=== Task to complete ===
Find the lines that hold the word "Colegio" and return them.

=== Data records ===
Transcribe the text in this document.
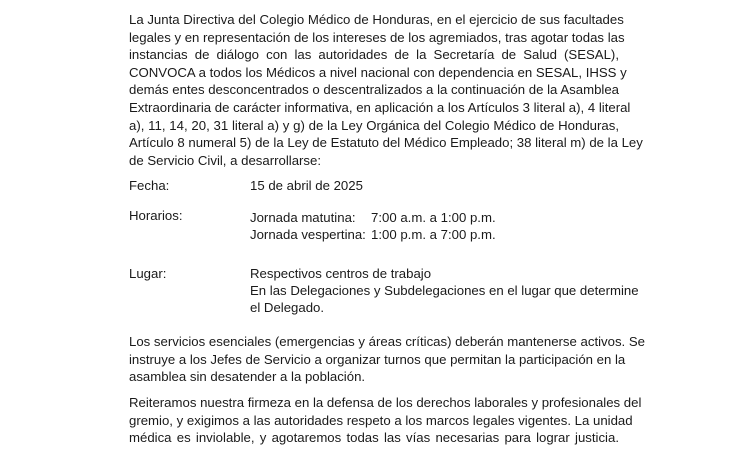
La Junta Directiva del Colegio Médico de Honduras, en el ejercicio de sus facultades
legales y en representación de los intereses de los agremiados, tras agotar todas las
instancias de diálogo con las autoridades de la Secretaría de Salud (SESAL),
CONVOCA a todos los Médicos a nivel nacional con dependencia en SESAL, IHSS y
demás entes desconcentrados o descentralizados a la continuación de la Asamblea
Extraordinaria de carácter informativa, en aplicación a los Artículos 3 literal a), 4 literal
a), 11, 14, 20, 31 literal a) y g) de la Ley Orgánica del Colegio Médico de Honduras,
Artículo 8 numeral 5) de la Ley de Estatuto del Médico Empleado; 38 literal m) de la Ley
de Servicio Civil, a desarrollarse:
Fecha:	15 de abril de 2025
Horarios:	Jornada matutina: 7:00 a.m. a 1:00 p.m.
Jornada vespertina: 1:00 p.m. a 7:00 p.m.
Lugar:	Respectivos centros de trabajo
En las Delegaciones y Subdelegaciones en el lugar que determine
el Delegado.
Los servicios esenciales (emergencias y áreas críticas) deberán mantenerse activos. Se
instruye a los Jefes de Servicio a organizar turnos que permitan la participación en la
asamblea sin desatender a la población.
Reiteramos nuestra firmeza en la defensa de los derechos laborales y profesionales del
gremio, y exigimos a las autoridades respeto a los marcos legales vigentes. La unidad
médica es inviolable, y agotaremos todas las vías necesarias para lograr justicia.
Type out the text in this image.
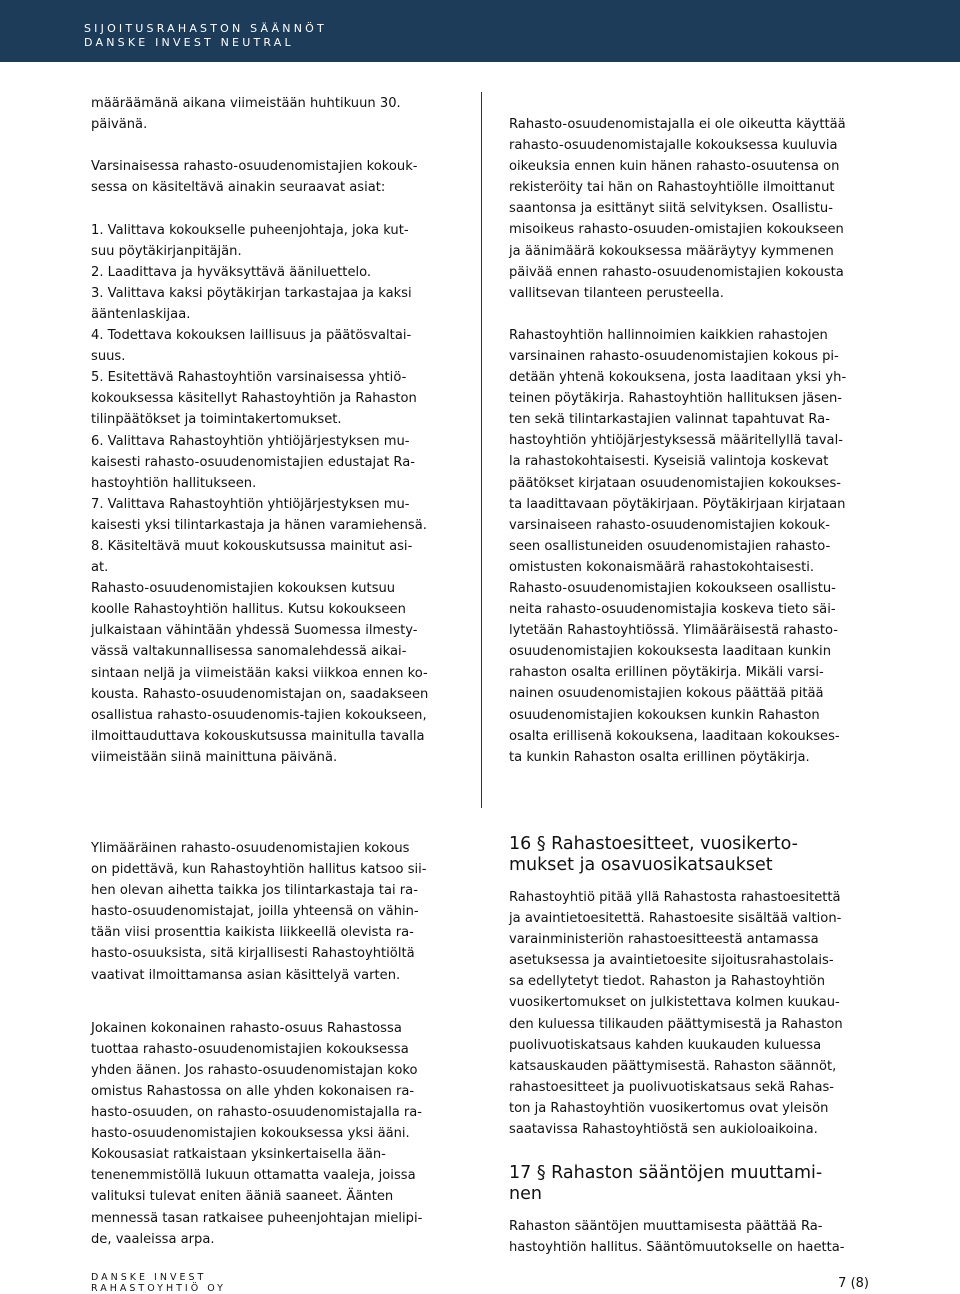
SIJOITUSRAHASTON SÄÄNNÖT
DANSKE INVEST NEUTRAL

määräämänä aikana viimeistään huhtikuun 30.

päivänä.

Varsinaisessa rahasto-osuudenomistajien kokouk-

sessa on käsiteltävä ainakin seuraavat asiat:

1. Valittava kokoukselle puheenjohtaja, joka kut-

suu pöytäkirjanpitäjän.

2. Laadittava ja hyväksyttävä ääniluettelo.

3. Valittava kaksi pöytäkirjan tarkastajaa ja kaksi

ääntenlaskijaa.

4. Todettava kokouksen laillisuus ja päätösvaltai-

suus.

5. Esitettävä Rahastoyhtiön varsinaisessa yhtiö-

kokouksessa käsitellyt Rahastoyhtiön ja Rahaston

tilinpäätökset ja toimintakertomukset.

6. Valittava Rahastoyhtiön yhtiöjärjestyksen mu-

kaisesti rahasto-osuudenomistajien edustajat Ra-

hastoyhtiön hallitukseen.

7. Valittava Rahastoyhtiön yhtiöjärjestyksen mu-

kaisesti yksi tilintarkastaja ja hänen varamiehensä.

8. Käsiteltävä muut kokouskutsussa mainitut asi-

at.

Rahasto-osuudenomistajien kokouksen kutsuu

koolle Rahastoyhtiön hallitus. Kutsu kokoukseen

julkaistaan vähintään yhdessä Suomessa ilmesty-

vässä valtakunnallisessa sanomalehdessä aikai-

sintaan neljä ja viimeistään kaksi viikkoa ennen ko-

kousta. Rahasto-osuudenomistajan on, saadakseen

osallistua rahasto-osuudenomis-tajien kokoukseen,

ilmoittauduttava kokouskutsussa mainitulla tavalla

viimeistään siinä mainittuna päivänä.

Rahasto-osuudenomistajalla ei ole oikeutta käyttää

rahasto-osuudenomistajalle kokouksessa kuuluvia

oikeuksia ennen kuin hänen rahasto-osuutensa on

rekisteröity tai hän on Rahastoyhtiölle ilmoittanut

saantonsa ja esittänyt siitä selvityksen. Osallistu-

misoikeus rahasto-osuuden-omistajien kokoukseen

ja äänimäärä kokouksessa määräytyy kymmenen

päivää ennen rahasto-osuudenomistajien kokousta

vallitsevan tilanteen perusteella.

Rahastoyhtiön hallinnoimien kaikkien rahastojen

varsinainen rahasto-osuudenomistajien kokous pi-

detään yhtenä kokouksena, josta laaditaan yksi yh-

teinen pöytäkirja. Rahastoyhtiön hallituksen jäsen-

ten sekä tilintarkastajien valinnat tapahtuvat Ra-

hastoyhtiön yhtiöjärjestyksessä määritellyllä taval-

la rahastokohtaisesti. Kyseisiä valintoja koskevat

päätökset kirjataan osuudenomistajien kokoukses-

ta laadittavaan pöytäkirjaan. Pöytäkirjaan kirjataan

varsinaiseen rahasto-osuudenomistajien kokouk-

seen osallistuneiden osuudenomistajien rahasto-

omistusten kokonaismäärä rahastokohtaisesti.

Rahasto-osuudenomistajien kokoukseen osallistu-

neita rahasto-osuudenomistajia koskeva tieto säi-

lytetään Rahastoyhtiössä. Ylimääräisestä rahasto-

osuudenomistajien kokouksesta laaditaan kunkin

rahaston osalta erillinen pöytäkirja. Mikäli varsi-

nainen osuudenomistajien kokous päättää pitää

osuudenomistajien kokouksen kunkin Rahaston

osalta erillisenä kokouksena, laaditaan kokoukses-

ta kunkin Rahaston osalta erillinen pöytäkirja.

Ylimääräinen rahasto-osuudenomistajien kokous

on pidettävä, kun Rahastoyhtiön hallitus katsoo sii-

hen olevan aihetta taikka jos tilintarkastaja tai ra-

hasto-osuudenomistajat, joilla yhteensä on vähin-

tään viisi prosenttia kaikista liikkeellä olevista ra-

hasto-osuuksista, sitä kirjallisesti Rahastoyhtiöltä

vaativat ilmoittamansa asian käsittelyä varten.

Jokainen kokonainen rahasto-osuus Rahastossa

tuottaa rahasto-osuudenomistajien kokouksessa

yhden äänen. Jos rahasto-osuudenomistajan koko

omistus Rahastossa on alle yhden kokonaisen ra-

hasto-osuuden, on rahasto-osuudenomistajalla ra-

hasto-osuudenomistajien kokouksessa yksi ääni.

Kokousasiat ratkaistaan yksinkertaisella ään-

tenenemmistöllä lukuun ottamatta vaaleja, joissa

valituksi tulevat eniten ääniä saaneet. Äänten

mennessä tasan ratkaisee puheenjohtajan mielipi-

de, vaaleissa arpa.

16 § Rahastoesitteet, vuosikerto-
mukset ja osavuosikatsaukset

Rahastoyhtiö pitää yllä Rahastosta rahastoesitettä

ja avaintietoesitettä. Rahastoesite sisältää valtion-

varainministeriön rahastoesitteestä antamassa

asetuksessa ja avaintietoesite sijoitusrahastolais-

sa edellytetyt tiedot. Rahaston ja Rahastoyhtiön

vuosikertomukset on julkistettava kolmen kuukau-

den kuluessa tilikauden päättymisestä ja Rahaston

puolivuotiskatsaus kahden kuukauden kuluessa

katsauskauden päättymisestä. Rahaston säännöt,

rahastoesitteet ja puolivuotiskatsaus sekä Rahas-

ton ja Rahastoyhtiön vuosikertomus ovat yleisön

saatavissa Rahastoyhtiöstä sen aukioloaikoina.

17 § Rahaston sääntöjen muuttami-
nen

Rahaston sääntöjen muuttamisesta päättää Ra-

hastoyhtiön hallitus. Sääntömuutokselle on haetta-

DANSKE INVEST
RAHASTOYHTIÖ OY	7 (8)
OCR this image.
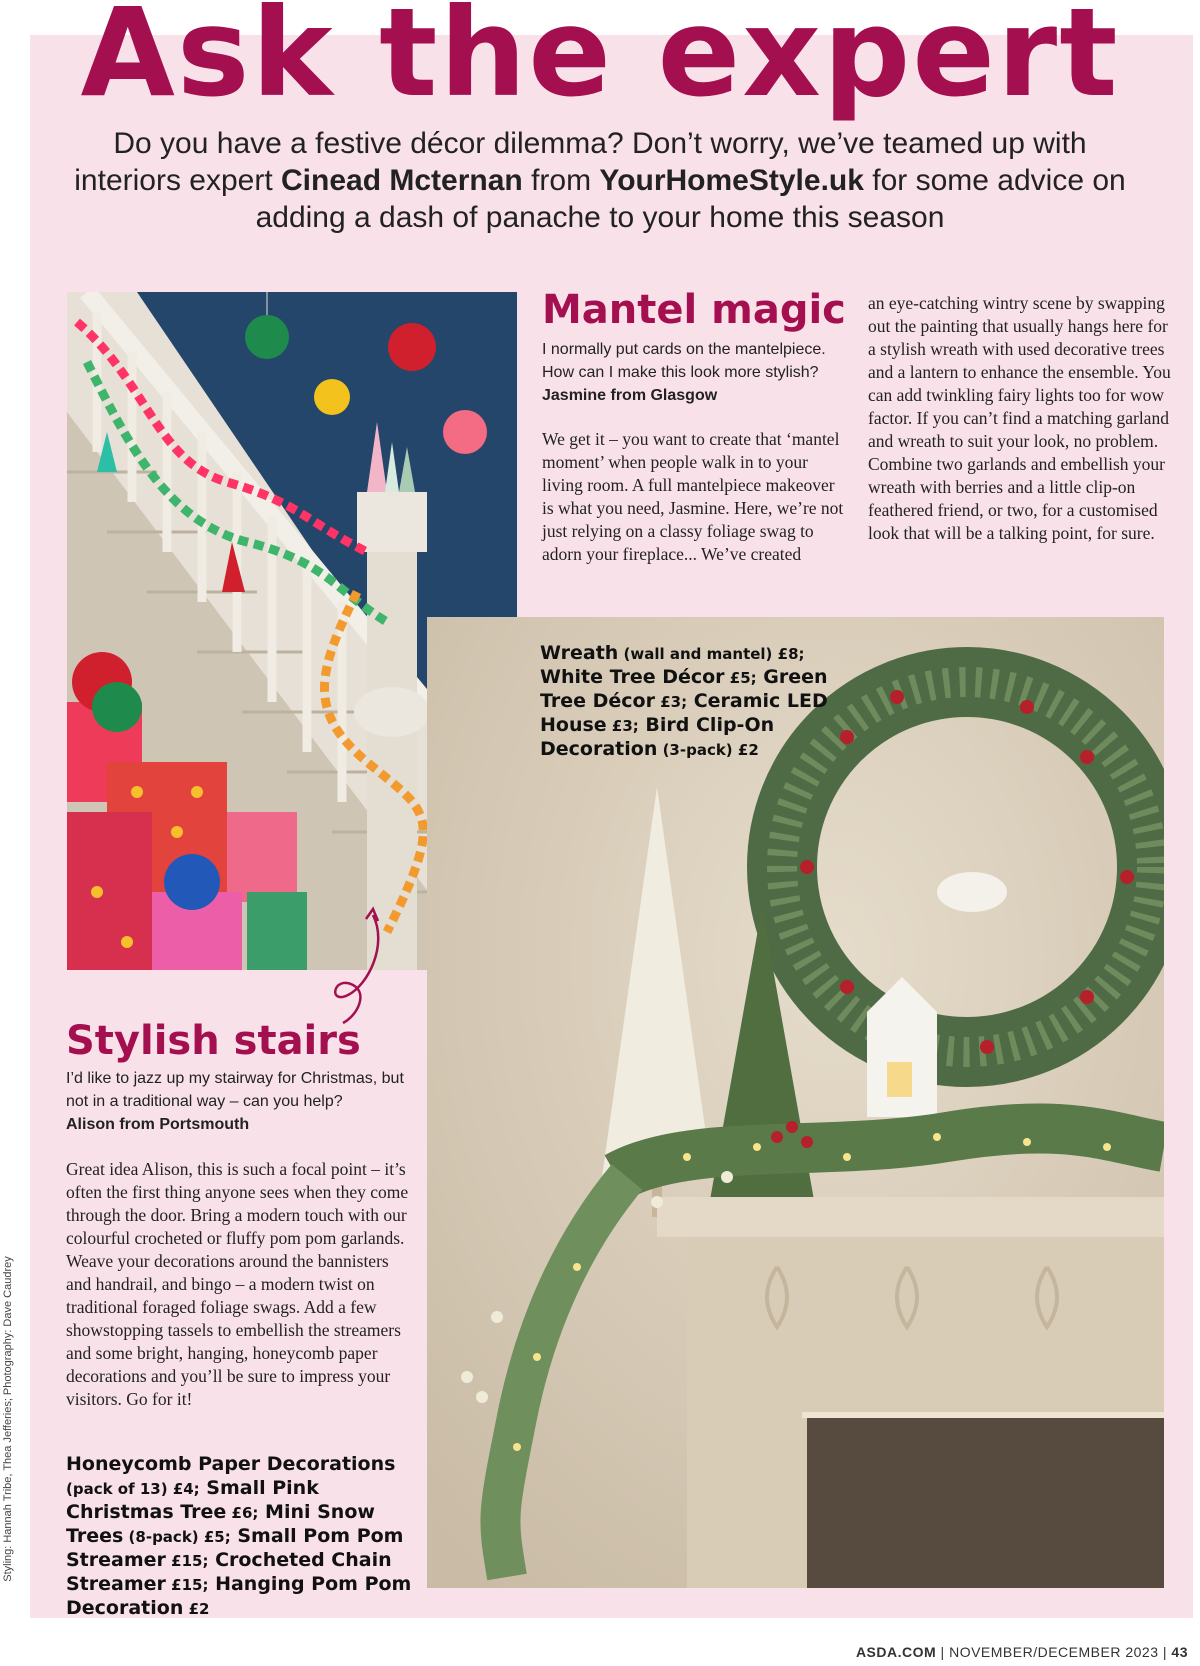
Ask the expert

Do you have a festive décor dilemma? Don’t worry, we’ve teamed up with interiors expert Cinead Mcternan from YourHomeStyle.uk for some advice on adding a dash of panache to your home this season

Mantel magic

I normally put cards on the mantelpiece. How can I make this look more stylish?
Jasmine from Glasgow

We get it – you want to create that ‘mantel moment’ when people walk in to your living room. A full mantelpiece makeover is what you need, Jasmine. Here, we’re not just relying on a classy foliage swag to adorn your fireplace... We’ve created

an eye-catching wintry scene by swapping out the painting that usually hangs here for a stylish wreath with used decorative trees and a lantern to enhance the ensemble. You can add twinkling fairy lights too for wow factor. If you can’t find a matching garland and wreath to suit your look, no problem. Combine two garlands and embellish your wreath with berries and a little clip-on feathered friend, or two, for a customised look that will be a talking point, for sure.

Wreath (wall and mantel) £8; White Tree Décor £5; Green Tree Décor £3; Ceramic LED House £3; Bird Clip-On Decoration (3-pack) £2

Stylish stairs

I’d like to jazz up my stairway for Christmas, but not in a traditional way – can you help?
Alison from Portsmouth

Great idea Alison, this is such a focal point – it’s often the first thing anyone sees when they come through the door. Bring a modern touch with our colourful crocheted or fluffy pom pom garlands. Weave your decorations around the bannisters and handrail, and bingo – a modern twist on traditional foraged foliage swags. Add a few showstopping tassels to embellish the streamers and some bright, hanging, honeycomb paper decorations and you’ll be sure to impress your visitors. Go for it!

Honeycomb Paper Decorations (pack of 13) £4; Small Pink Christmas Tree £6; Mini Snow Trees (8-pack) £5; Small Pom Pom Streamer £15; Crocheted Chain Streamer £15; Hanging Pom Pom Decoration £2

Styling: Hannah Tribe, Thea Jefferies; Photography: Dave Caudrey
ASDA.COM | NOVEMBER/DECEMBER 2023 | 43
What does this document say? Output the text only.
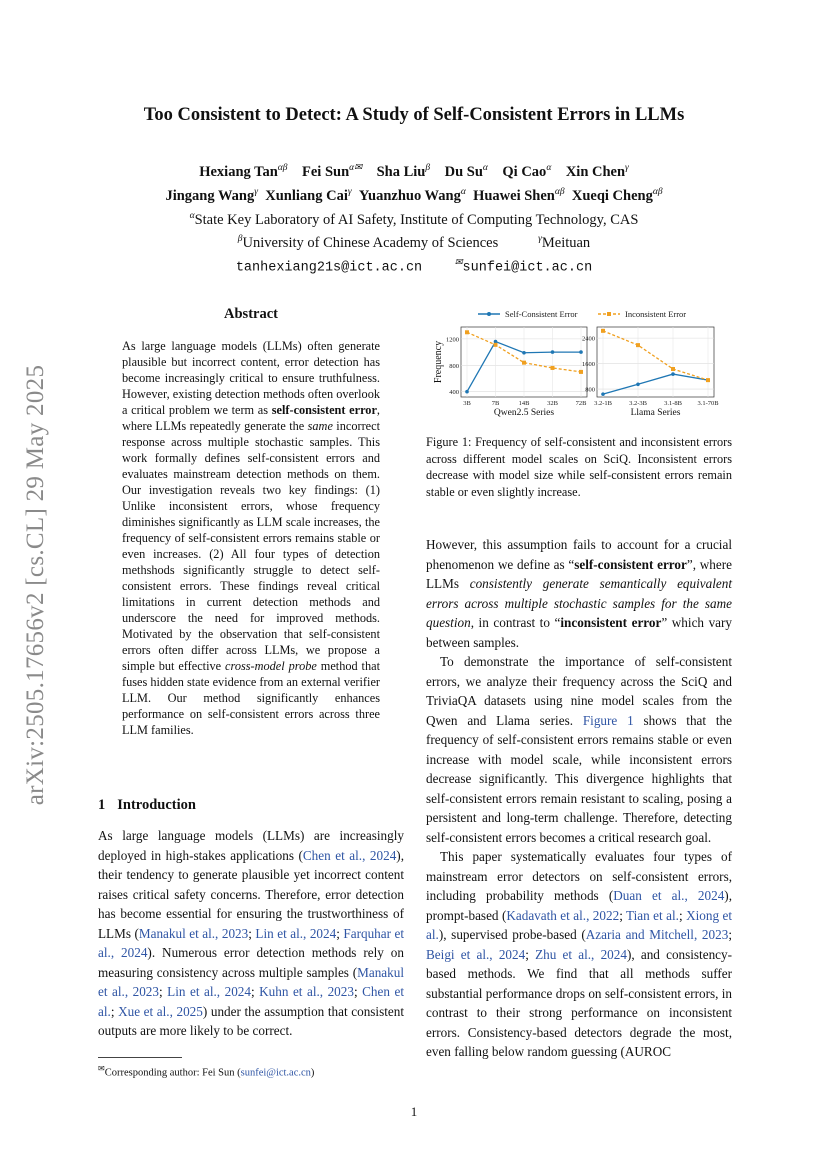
arXiv:2505.17656v2 [cs.CL] 29 May 2025
Too Consistent to Detect: A Study of Self-Consistent Errors in LLMs
Hexiang Tan$^{\alpha\beta}$ Fei Sun$^{\alpha✉}$ Sha Liu$^\beta$ Du $Su^\alpha$ Qi Cao$^\alpha$ Xin Chen$^\gamma$
Jingang Wang$^\gamma$ Xunliang Cai$^\gamma$ Yuanzhuo Wang$^\alpha$ Huawei Shen$^{\alpha\beta}$ Xueqi Cheng$^{\alpha\beta}$
$^\alpha$State Key Laboratory of AI Safety, Institute of Computing Technology, CAS
$^\beta$University of Chinese Academy of Sciences	$^\gamma$Meituan
tanhexiang21s@ict.ac.cn	✉sunfei@ict.ac.cn
Abstract
As large language models (LLMs) often generate plausible but incorrect content, error detection has become increasingly critical to ensure truthfulness. However, existing detection methods often overlook a critical problem we term as self-consistent error, where LLMs repeatedly generate the same incorrect response across multiple stochastic samples. This work formally defines self-consistent errors and evaluates mainstream detection methods on them. Our investigation reveals two key findings: (1) Unlike inconsistent errors, whose frequency diminishes significantly as LLM scale increases, the frequency of self-consistent errors remains stable or even increases. (2) All four types of detection methshods significantly struggle to detect self-consistent errors. These findings reveal critical limitations in current detection methods and underscore the need for improved methods. Motivated by the observation that self-consistent errors often differ across LLMs, we propose a simple but effective cross-model probe method that fuses hidden state evidence from an external verifier LLM. Our method significantly enhances performance on self-consistent errors across three LLM families.
1 Introduction
As large language models (LLMs) are increasingly deployed in high-stakes applications (Chen et al., 2024), their tendency to generate plausible yet incorrect content raises critical safety concerns. Therefore, error detection has become essential for ensuring the trustworthiness of LLMs (Manakul et al., 2023; Lin et al., 2024; Farquhar et al., 2024). Numerous error detection methods rely on measuring consistency across multiple samples (Manakul et al., 2023; Lin et al., 2024; Kuhn et al., 2023; Chen et al.; Xue et al., 2025) under the assumption that consistent outputs are more likely to be correct.
✉Corresponding author: Fei Sun (sunfei@ict.ac.cn)
Self-Consistent Error	Inconsistent Error
Frequency
400
800
1200
3B	7B	14B	32B	72B
Qwen2.5 Series
800
1600
2400
3.2-1B	3.2-3B	3.1-8B 3.1-70B
Llama Series
Figure 1: Frequency of self-consistent and inconsistent errors across different model scales on SciQ. Inconsistent errors decrease with model size while self-consistent errors remain stable or even slightly increase.

However, this assumption fails to account for a crucial phenomenon we define as “self-consistent error”, where LLMs consistently generate semantically equivalent errors across multiple stochastic samples for the same question, in contrast to “inconsistent error” which vary between samples.

To demonstrate the importance of self-consistent errors, we analyze their frequency across the SciQ and TriviaQA datasets using nine model scales from the Qwen and Llama series. Figure 1 shows that the frequency of self-consistent errors remains stable or even increase with model scale, while inconsistent errors decrease significantly. This divergence highlights that self-consistent errors remain resistant to scaling, posing a persistent and long-term challenge. Therefore, detecting self-consistent errors becomes a critical research goal.

This paper systematically evaluates four types of mainstream error detectors on self-consistent errors, including probability methods (Duan et al., 2024), prompt-based (Kadavath et al., 2022; Tian et al.; Xiong et al.), supervised probe-based (Azaria and Mitchell, 2023; Beigi et al., 2024; Zhu et al., 2024), and consistency-based methods. We find that all methods suffer substantial performance drops on self-consistent errors, in contrast to their strong performance on inconsistent errors. Consistency-based detectors degrade the most, even falling below random guessing (AUROC

1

=== Answer in full ===
La Junta Directiva del Colegio Médico de Honduras, en el ejercicio de sus facultades
a), 11, 14, 20, 31 literal a) y g) de la Ley Orgánica del Colegio Médico de Honduras,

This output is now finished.